▶ **What needs to be done**: Reply with the count of lines holding "NACA", nothing more.

start Data in this exercise

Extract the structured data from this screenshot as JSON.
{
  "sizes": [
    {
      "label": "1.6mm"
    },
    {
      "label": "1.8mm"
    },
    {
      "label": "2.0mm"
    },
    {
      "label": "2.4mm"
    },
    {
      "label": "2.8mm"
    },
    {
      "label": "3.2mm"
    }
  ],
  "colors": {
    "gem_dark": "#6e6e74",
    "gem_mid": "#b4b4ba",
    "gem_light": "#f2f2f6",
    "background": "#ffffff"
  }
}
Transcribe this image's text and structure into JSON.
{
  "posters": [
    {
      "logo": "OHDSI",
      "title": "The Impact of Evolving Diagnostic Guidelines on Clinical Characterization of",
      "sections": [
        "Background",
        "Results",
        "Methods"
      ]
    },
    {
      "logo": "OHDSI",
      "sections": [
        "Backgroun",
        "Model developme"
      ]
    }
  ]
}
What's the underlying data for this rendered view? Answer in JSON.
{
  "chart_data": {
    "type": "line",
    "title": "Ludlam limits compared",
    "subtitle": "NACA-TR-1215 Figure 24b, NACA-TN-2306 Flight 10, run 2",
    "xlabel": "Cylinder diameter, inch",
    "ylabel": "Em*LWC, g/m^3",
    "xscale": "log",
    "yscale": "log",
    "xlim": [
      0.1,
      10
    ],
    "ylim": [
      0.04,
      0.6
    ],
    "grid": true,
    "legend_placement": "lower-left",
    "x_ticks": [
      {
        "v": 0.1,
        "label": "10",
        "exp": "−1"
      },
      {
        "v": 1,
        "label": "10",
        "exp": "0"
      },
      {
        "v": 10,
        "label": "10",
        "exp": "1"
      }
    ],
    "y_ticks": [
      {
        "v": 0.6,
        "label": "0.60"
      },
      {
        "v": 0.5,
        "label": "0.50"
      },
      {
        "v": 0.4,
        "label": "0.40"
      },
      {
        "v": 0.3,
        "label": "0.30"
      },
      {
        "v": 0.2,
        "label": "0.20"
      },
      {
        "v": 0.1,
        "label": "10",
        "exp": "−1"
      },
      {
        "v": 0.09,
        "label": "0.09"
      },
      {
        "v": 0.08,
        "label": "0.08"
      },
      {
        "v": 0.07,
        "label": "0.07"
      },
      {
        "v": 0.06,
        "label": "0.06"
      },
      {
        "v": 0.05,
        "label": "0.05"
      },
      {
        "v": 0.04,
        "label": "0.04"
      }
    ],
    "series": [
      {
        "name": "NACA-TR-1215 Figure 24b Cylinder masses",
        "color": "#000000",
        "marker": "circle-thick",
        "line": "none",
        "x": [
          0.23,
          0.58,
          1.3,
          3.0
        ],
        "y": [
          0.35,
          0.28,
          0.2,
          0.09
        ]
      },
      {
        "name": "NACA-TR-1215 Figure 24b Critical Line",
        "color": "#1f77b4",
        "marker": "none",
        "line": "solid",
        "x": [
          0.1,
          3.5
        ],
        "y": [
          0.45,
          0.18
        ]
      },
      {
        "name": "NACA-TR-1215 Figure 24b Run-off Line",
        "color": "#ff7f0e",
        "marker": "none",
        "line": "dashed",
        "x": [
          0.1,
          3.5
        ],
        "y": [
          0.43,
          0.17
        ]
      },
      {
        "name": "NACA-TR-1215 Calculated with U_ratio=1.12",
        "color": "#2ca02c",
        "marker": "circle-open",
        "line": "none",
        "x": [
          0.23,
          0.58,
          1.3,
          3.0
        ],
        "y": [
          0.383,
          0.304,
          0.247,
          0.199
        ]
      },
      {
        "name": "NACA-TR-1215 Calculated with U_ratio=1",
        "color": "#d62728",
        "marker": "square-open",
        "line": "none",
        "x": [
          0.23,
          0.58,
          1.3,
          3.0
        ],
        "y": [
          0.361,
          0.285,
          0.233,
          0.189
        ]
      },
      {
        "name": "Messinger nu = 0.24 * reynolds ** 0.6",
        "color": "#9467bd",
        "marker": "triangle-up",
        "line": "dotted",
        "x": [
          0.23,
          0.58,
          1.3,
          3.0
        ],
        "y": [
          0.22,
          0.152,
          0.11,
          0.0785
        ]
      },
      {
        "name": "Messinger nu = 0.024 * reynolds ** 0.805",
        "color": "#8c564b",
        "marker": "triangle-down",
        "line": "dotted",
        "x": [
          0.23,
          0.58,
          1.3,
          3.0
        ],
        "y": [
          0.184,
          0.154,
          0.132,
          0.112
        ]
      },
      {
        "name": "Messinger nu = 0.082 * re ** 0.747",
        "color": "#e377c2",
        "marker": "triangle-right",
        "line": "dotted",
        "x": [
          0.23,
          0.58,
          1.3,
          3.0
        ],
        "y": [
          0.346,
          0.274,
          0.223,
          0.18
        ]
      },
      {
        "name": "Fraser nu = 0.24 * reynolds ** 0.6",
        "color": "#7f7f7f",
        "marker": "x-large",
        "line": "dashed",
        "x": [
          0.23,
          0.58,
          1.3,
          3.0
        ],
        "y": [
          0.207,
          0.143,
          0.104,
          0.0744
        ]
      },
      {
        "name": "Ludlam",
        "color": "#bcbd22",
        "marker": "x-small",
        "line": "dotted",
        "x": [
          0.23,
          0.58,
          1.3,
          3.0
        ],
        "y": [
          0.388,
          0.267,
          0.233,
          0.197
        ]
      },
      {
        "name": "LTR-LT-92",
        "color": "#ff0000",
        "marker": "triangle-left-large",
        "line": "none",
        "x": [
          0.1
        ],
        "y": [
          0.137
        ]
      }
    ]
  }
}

end Data in this exercise

▶ **Written answer**: 6